*WORK TO BE COMPLETED*
What you return should match every record exactly, with the images removed.

*RECORD EXCERPTS*
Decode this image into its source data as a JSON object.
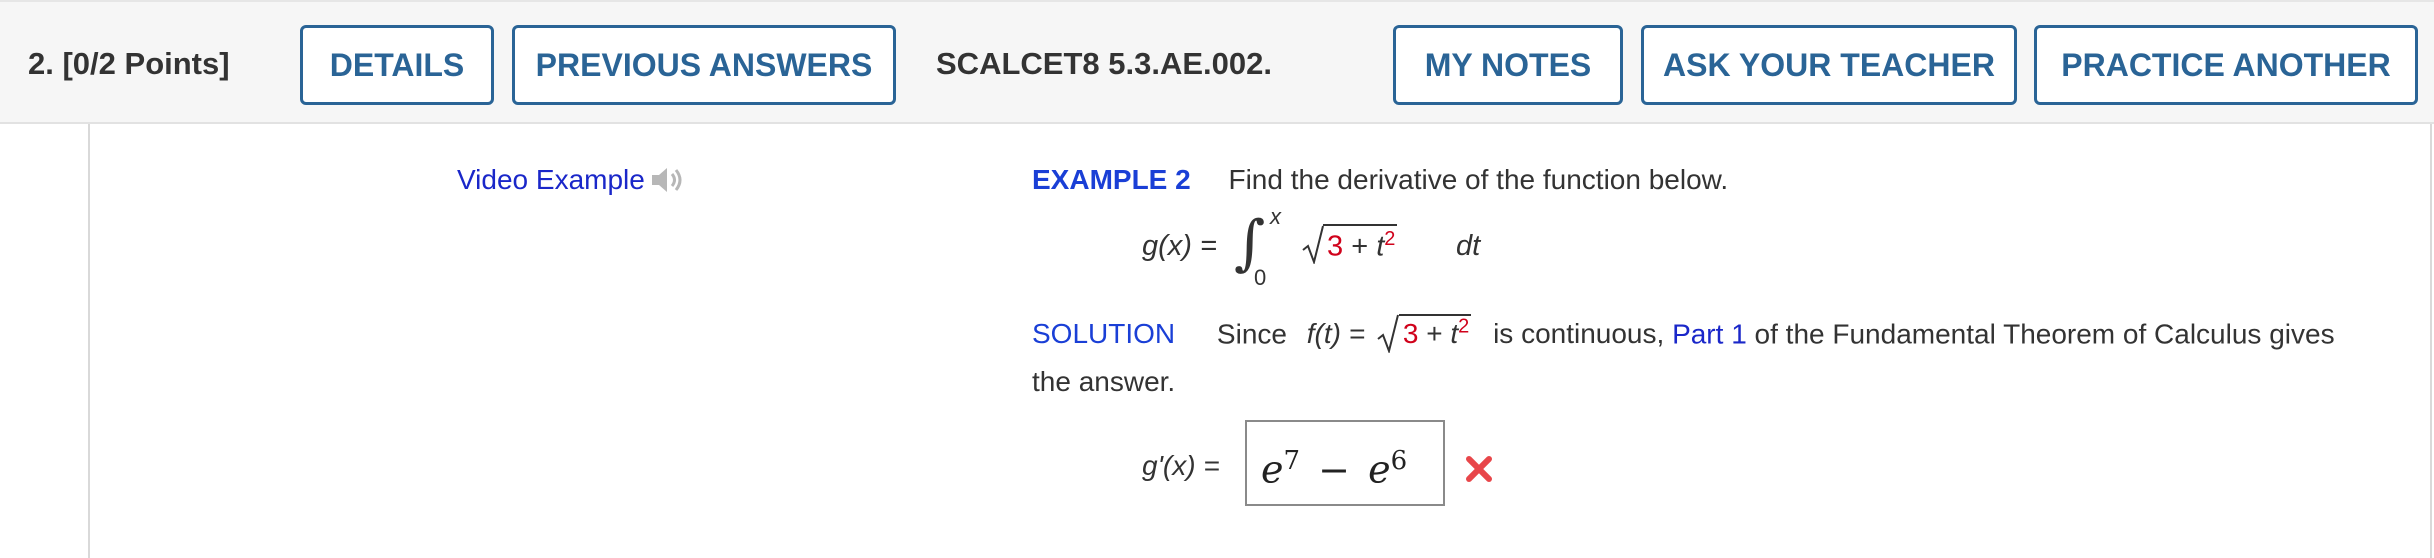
{
  "header": {
    "question_number": "2.",
    "points": "[0/2 Points]",
    "buttons": {
      "details": "DETAILS",
      "previous_answers": "PREVIOUS ANSWERS",
      "my_notes": "MY NOTES",
      "ask_teacher": "ASK YOUR TEACHER",
      "practice_another": "PRACTICE ANOTHER"
    },
    "question_id": "SCALCET8 5.3.AE.002.",
    "accent_color": "#2a6496"
  },
  "video": {
    "label": "Video Example",
    "icon": "speaker-icon"
  },
  "example": {
    "label": "EXAMPLE 2",
    "prompt": "Find the derivative of the function below."
  },
  "equation": {
    "lhs": "g(x) =",
    "upper_limit": "x",
    "lower_limit": "0",
    "radicand_red": "3",
    "radicand_plus": "+",
    "radicand_var": "t",
    "radicand_exp": "2",
    "differential": "dt"
  },
  "solution": {
    "label": "SOLUTION",
    "text_before": "Since",
    "f_of_t": "f(t) =",
    "radicand_red": "3",
    "radicand_plus": "+",
    "radicand_var": "t",
    "radicand_exp": "2",
    "text_middle": "is continuous,",
    "link_text": "Part 1",
    "text_after": "of the Fundamental Theorem of Calculus gives",
    "continuation": "the answer."
  },
  "answer": {
    "label": "g'(x) =",
    "value_base1": "e",
    "value_exp1": "7",
    "value_minus": "−",
    "value_base2": "e",
    "value_exp2": "6",
    "status": "incorrect",
    "status_color": "#e8464a"
  }
}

*SOLUTION FOR THIS PROBLEM*
Decode this image into its source data as a JSON object.
{
  "header": {
    "question_number": "2.",
    "points": "[0/2 Points]",
    "buttons": {
      "details": "DETAILS",
      "previous_answers": "PREVIOUS ANSWERS",
      "my_notes": "MY NOTES",
      "ask_teacher": "ASK YOUR TEACHER",
      "practice_another": "PRACTICE ANOTHER"
    },
    "question_id": "SCALCET8 5.3.AE.002.",
    "accent_color": "#2a6496"
  },
  "video": {
    "label": "Video Example",
    "icon": "speaker-icon"
  },
  "example": {
    "label": "EXAMPLE 2",
    "prompt": "Find the derivative of the function below."
  },
  "equation": {
    "lhs": "g(x) =",
    "upper_limit": "x",
    "lower_limit": "0",
    "radicand_red": "3",
    "radicand_plus": "+",
    "radicand_var": "t",
    "radicand_exp": "2",
    "differential": "dt"
  },
  "solution": {
    "label": "SOLUTION",
    "text_before": "Since",
    "f_of_t": "f(t) =",
    "radicand_red": "3",
    "radicand_plus": "+",
    "radicand_var": "t",
    "radicand_exp": "2",
    "text_middle": "is continuous,",
    "link_text": "Part 1",
    "text_after": "of the Fundamental Theorem of Calculus gives",
    "continuation": "the answer."
  },
  "answer": {
    "label": "g'(x) =",
    "value_base1": "e",
    "value_exp1": "7",
    "value_minus": "−",
    "value_base2": "e",
    "value_exp2": "6",
    "status": "incorrect",
    "status_color": "#e8464a"
  }
}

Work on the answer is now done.